======== Records shown ========
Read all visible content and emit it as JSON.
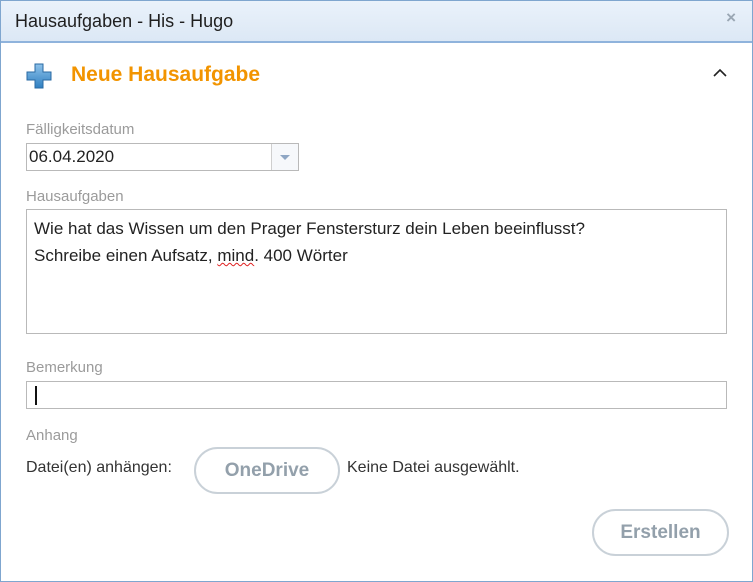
{
  "window": {
    "title": "Hausaufgaben - His - Hugo",
    "close_glyph": "×"
  },
  "section": {
    "title": "Neue Hausaufgabe",
    "icon": "plus-icon",
    "collapse_icon": "chevron-up-icon",
    "accent": "#f29400"
  },
  "due_date": {
    "label": "Fälligkeitsdatum",
    "value": "06.04.2020"
  },
  "homework": {
    "label": "Hausaufgaben",
    "line1": "Wie hat das Wissen um den Prager Fenstersturz dein Leben beeinflusst?",
    "line2_pre": "Schreibe einen Aufsatz, ",
    "line2_spell": "mind",
    "line2_post": ". 400 Wörter"
  },
  "remark": {
    "label": "Bemerkung",
    "value": ""
  },
  "attachment": {
    "label": "Anhang",
    "attach_text": "Datei(en) anhängen:",
    "onedrive_label": "OneDrive",
    "no_file_text": "Keine Datei ausgewählt."
  },
  "actions": {
    "create_label": "Erstellen"
  }
}
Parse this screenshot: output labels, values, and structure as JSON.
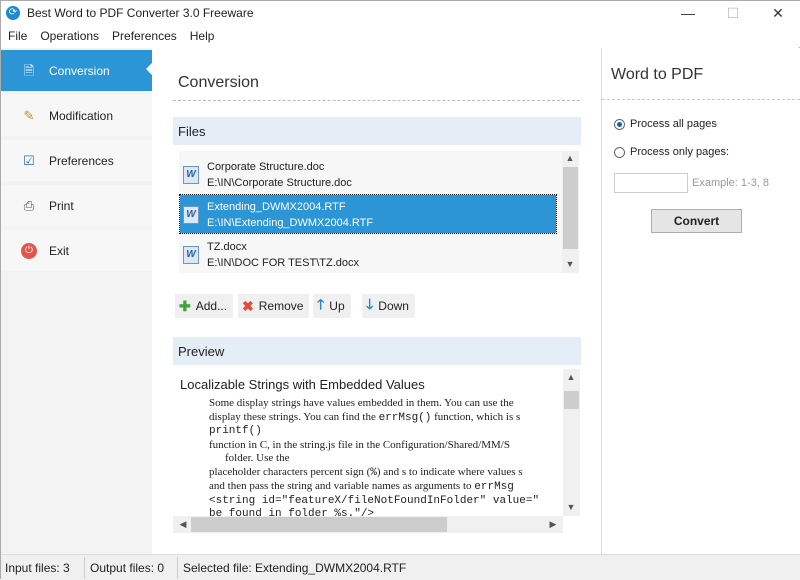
{
  "window": {
    "title": "Best Word to PDF Converter 3.0 Freeware",
    "minimize": "—",
    "maximize": "☐",
    "close": "✕"
  },
  "menu": [
    "File",
    "Operations",
    "Preferences",
    "Help"
  ],
  "sidebar": {
    "items": [
      {
        "label": "Conversion",
        "icon": "convert-icon"
      },
      {
        "label": "Modification",
        "icon": "edit-icon"
      },
      {
        "label": "Preferences",
        "icon": "checklist-icon"
      },
      {
        "label": "Print",
        "icon": "printer-icon"
      },
      {
        "label": "Exit",
        "icon": "power-icon"
      }
    ]
  },
  "main": {
    "title": "Conversion",
    "files_header": "Files",
    "files": [
      {
        "name": "Corporate Structure.doc",
        "path": "E:\\IN\\Corporate Structure.doc"
      },
      {
        "name": "Extending_DWMX2004.RTF",
        "path": "E:\\IN\\Extending_DWMX2004.RTF",
        "selected": true
      },
      {
        "name": "TZ.docx",
        "path": "E:\\IN\\DOC FOR TEST\\TZ.docx"
      }
    ],
    "buttons": {
      "add": "Add...",
      "remove": "Remove",
      "up": "Up",
      "down": "Down"
    },
    "preview_header": "Preview",
    "preview": {
      "heading": "Localizable Strings with Embedded Values",
      "lines": [
        "Some display strings have values embedded in them. You can use the",
        "display these strings. You can find the ",
        "errMsg()",
        " function, which is s",
        "printf()",
        "function in C, in the string.js file in the Configuration/Shared/MM/S",
        "folder. Use the",
        "placeholder characters percent sign (",
        "%",
        ") and s to indicate where values s",
        "and then pass the string and variable names as arguments to ",
        "errMsg",
        "<string id=\"featureX/fileNotFoundInFolder\" value=\"",
        "be found in folder %s.\"/>"
      ]
    }
  },
  "right": {
    "title": "Word to PDF",
    "opt_all": "Process all pages",
    "opt_only": "Process only pages:",
    "pages_value": "",
    "example": "Example: 1-3, 8",
    "convert": "Convert"
  },
  "status": {
    "input": "Input files: 3",
    "output": "Output files: 0",
    "selected": "Selected file: Extending_DWMX2004.RTF"
  }
}
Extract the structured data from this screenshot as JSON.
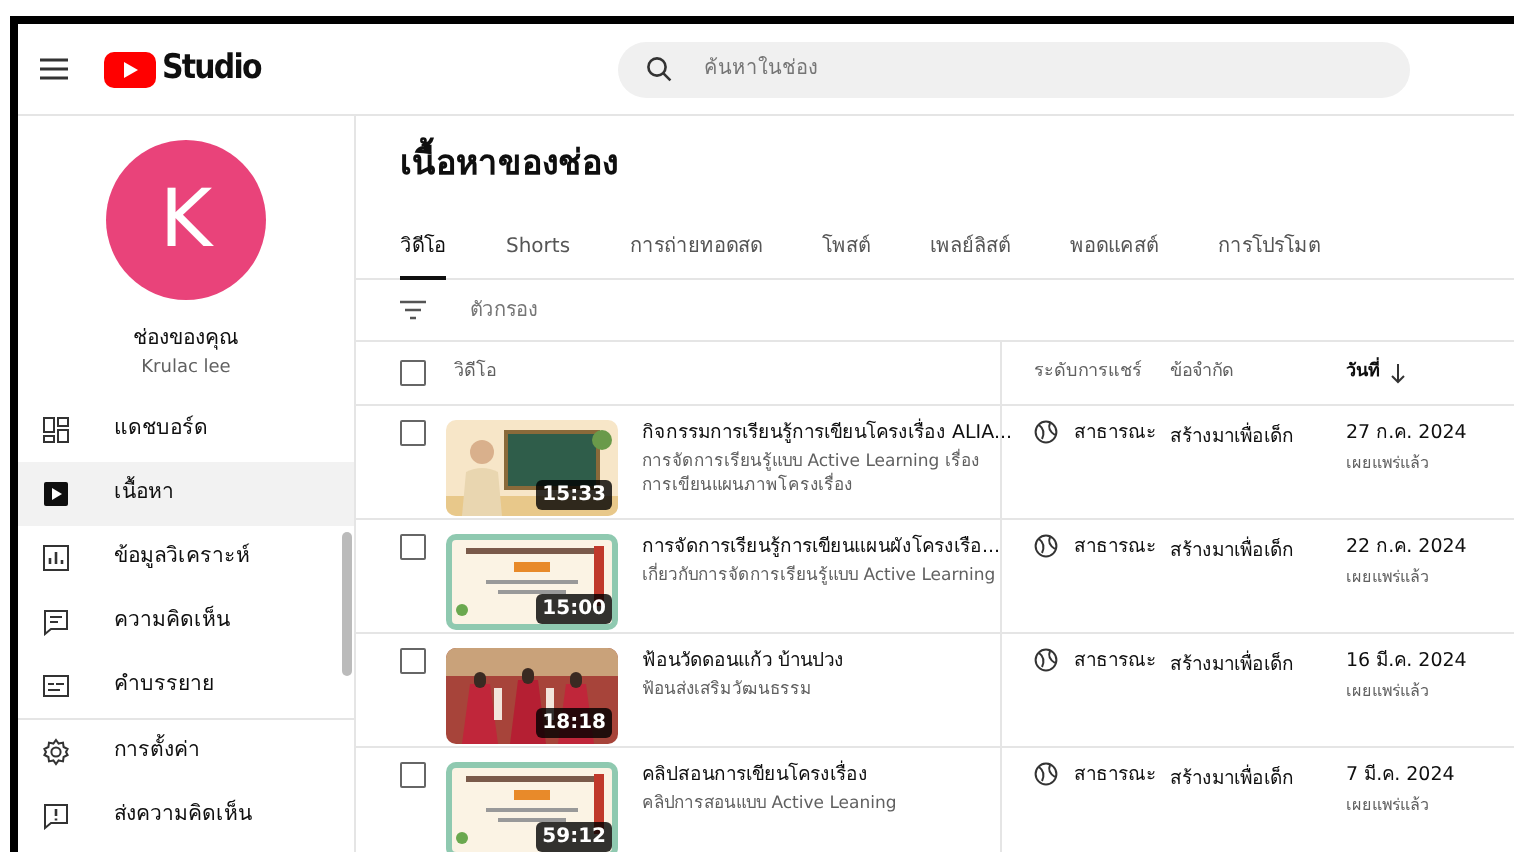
{
  "header": {
    "logo_text": "Studio",
    "search": {
      "placeholder": "ค้นหาในช่อง"
    }
  },
  "channel": {
    "avatar_letter": "K",
    "title": "ช่องของคุณ",
    "handle": "Krulac lee"
  },
  "sidebar": {
    "items": [
      {
        "label": "แดชบอร์ด",
        "selected": false
      },
      {
        "label": "เนื้อหา",
        "selected": true
      },
      {
        "label": "ข้อมูลวิเคราะห์",
        "selected": false
      },
      {
        "label": "ความคิดเห็น",
        "selected": false
      },
      {
        "label": "คำบรรยาย",
        "selected": false
      }
    ],
    "footer_items": [
      {
        "label": "การตั้งค่า"
      },
      {
        "label": "ส่งความคิดเห็น"
      }
    ]
  },
  "page_title": "เนื้อหาของช่อง",
  "tabs": [
    {
      "label": "วิดีโอ",
      "selected": true
    },
    {
      "label": "Shorts",
      "selected": false
    },
    {
      "label": "การถ่ายทอดสด",
      "selected": false
    },
    {
      "label": "โพสต์",
      "selected": false
    },
    {
      "label": "เพลย์ลิสต์",
      "selected": false
    },
    {
      "label": "พอดแคสต์",
      "selected": false
    },
    {
      "label": "การโปรโมต",
      "selected": false
    }
  ],
  "filter": {
    "placeholder": "ตัวกรอง"
  },
  "table": {
    "select_all_checked": false,
    "columns": [
      "วิดีโอ",
      "ระดับการแชร์",
      "ข้อจำกัด",
      "วันที่"
    ],
    "rows": [
      {
        "checked": false,
        "duration": "15:33",
        "title": "กิจกรรมการเรียนรู้การเขียนโครงเรื่อง ALIA...",
        "description": "การจัดการเรียนรู้แบบ Active Learning เรื่อง การเขียนแผนภาพโครงเรื่อง",
        "visibility": "สาธารณะ",
        "restriction": "สร้างมาเพื่อเด็ก",
        "date": "27 ก.ค. 2024",
        "status": "เผยแพร่แล้ว"
      },
      {
        "checked": false,
        "duration": "15:00",
        "title": "การจัดการเรียนรู้การเขียนแผนผังโครงเรือ...",
        "description": "เกี่ยวกับการจัดการเรียนรู้แบบ Active Learning",
        "visibility": "สาธารณะ",
        "restriction": "สร้างมาเพื่อเด็ก",
        "date": "22 ก.ค. 2024",
        "status": "เผยแพร่แล้ว"
      },
      {
        "checked": false,
        "duration": "18:18",
        "title": "ฟ้อนวัดดอนแก้ว บ้านปวง",
        "description": "ฟ้อนส่งเสริมวัฒนธรรม",
        "visibility": "สาธารณะ",
        "restriction": "สร้างมาเพื่อเด็ก",
        "date": "16 มี.ค. 2024",
        "status": "เผยแพร่แล้ว"
      },
      {
        "checked": false,
        "duration": "59:12",
        "title": "คลิปสอนการเขียนโครงเรื่อง",
        "description": "คลิปการสอนแบบ Active Leaning",
        "visibility": "สาธารณะ",
        "restriction": "สร้างมาเพื่อเด็ก",
        "date": "7 มี.ค. 2024",
        "status": "เผยแพร่แล้ว"
      }
    ]
  }
}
========
Return each line of the listing that holds the string "placeholder".

| Task output |
        "placeholder characters percent sign (",
      "placeholder": "ค้นหาในช่อง"
    "placeholder": "ตัวกรอง"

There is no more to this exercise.